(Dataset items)
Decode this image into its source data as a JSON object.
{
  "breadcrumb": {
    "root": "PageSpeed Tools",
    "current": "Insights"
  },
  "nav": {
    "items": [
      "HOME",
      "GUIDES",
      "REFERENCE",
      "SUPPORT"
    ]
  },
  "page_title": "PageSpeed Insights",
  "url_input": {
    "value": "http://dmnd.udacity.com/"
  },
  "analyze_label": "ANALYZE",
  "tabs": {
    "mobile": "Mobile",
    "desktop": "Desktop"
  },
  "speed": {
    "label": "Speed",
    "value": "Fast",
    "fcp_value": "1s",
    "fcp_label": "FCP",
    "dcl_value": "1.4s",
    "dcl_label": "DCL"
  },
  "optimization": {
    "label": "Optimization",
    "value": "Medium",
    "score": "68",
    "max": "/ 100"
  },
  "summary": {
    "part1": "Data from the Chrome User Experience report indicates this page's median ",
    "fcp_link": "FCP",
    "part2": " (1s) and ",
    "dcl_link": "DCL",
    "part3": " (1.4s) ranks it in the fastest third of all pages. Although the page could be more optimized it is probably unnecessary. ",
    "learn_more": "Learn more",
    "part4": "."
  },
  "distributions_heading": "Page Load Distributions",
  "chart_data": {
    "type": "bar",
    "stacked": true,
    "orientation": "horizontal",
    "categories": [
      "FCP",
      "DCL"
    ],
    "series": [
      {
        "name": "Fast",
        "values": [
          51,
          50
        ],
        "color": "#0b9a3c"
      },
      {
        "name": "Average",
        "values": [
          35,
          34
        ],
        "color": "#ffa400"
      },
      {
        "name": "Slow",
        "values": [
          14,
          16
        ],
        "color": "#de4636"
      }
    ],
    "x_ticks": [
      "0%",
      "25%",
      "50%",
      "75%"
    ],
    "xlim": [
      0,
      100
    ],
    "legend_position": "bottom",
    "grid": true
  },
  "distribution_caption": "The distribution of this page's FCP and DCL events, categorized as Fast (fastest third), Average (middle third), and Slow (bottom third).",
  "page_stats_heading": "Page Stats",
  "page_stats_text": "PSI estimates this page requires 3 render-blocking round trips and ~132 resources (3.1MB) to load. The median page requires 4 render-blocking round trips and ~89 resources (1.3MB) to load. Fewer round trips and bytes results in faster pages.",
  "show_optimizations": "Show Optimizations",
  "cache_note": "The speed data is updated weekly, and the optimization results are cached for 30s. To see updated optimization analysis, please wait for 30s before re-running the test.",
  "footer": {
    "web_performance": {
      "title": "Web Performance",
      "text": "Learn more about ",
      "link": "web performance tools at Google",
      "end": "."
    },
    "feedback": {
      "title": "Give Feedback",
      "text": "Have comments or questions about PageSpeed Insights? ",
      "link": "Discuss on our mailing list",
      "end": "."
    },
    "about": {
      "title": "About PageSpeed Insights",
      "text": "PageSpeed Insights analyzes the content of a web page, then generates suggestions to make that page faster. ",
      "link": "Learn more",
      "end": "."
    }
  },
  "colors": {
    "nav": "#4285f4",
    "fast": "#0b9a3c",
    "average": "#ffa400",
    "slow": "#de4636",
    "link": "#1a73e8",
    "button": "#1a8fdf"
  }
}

### The exercise
Which lines hold the string "third"? List them all.

### Answer to the problem
    "part3": " (1.4s) ranks it in the fastest third of all pages. Although the page could be more optimized it is probably unnecessary. ",
  "distribution_caption": "The distribution of this page's FCP and DCL events, categorized as Fast (fastest third), Average (middle third), and Slow (bottom third).",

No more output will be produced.